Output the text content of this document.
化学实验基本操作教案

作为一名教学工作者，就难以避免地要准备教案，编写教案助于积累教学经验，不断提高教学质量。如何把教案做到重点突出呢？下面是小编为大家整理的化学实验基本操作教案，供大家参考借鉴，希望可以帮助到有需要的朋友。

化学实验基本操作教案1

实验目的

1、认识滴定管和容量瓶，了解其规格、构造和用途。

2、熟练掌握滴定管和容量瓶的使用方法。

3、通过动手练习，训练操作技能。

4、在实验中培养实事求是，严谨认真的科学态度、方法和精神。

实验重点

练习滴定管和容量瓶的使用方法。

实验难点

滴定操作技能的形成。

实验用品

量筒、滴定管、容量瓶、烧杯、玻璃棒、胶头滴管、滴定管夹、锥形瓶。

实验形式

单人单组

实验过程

■ Short task ■
Reproduce the complete data exactly as presented above.

■ Solution to this problem ■
Output the text content of this document.
化学实验基本操作教案

作为一名教学工作者，就难以避免地要准备教案，编写教案助于积累教学经验，不断提高教学质量。如何把教案做到重点突出呢？下面是小编为大家整理的化学实验基本操作教案，供大家参考借鉴，希望可以帮助到有需要的朋友。

化学实验基本操作教案1

实验目的

1、认识滴定管和容量瓶，了解其规格、构造和用途。

2、熟练掌握滴定管和容量瓶的使用方法。

3、通过动手练习，训练操作技能。

4、在实验中培养实事求是，严谨认真的科学态度、方法和精神。

实验重点

练习滴定管和容量瓶的使用方法。

实验难点

滴定操作技能的形成。

实验用品

量筒、滴定管、容量瓶、烧杯、玻璃棒、胶头滴管、滴定管夹、锥形瓶。

实验形式

单人单组

实验过程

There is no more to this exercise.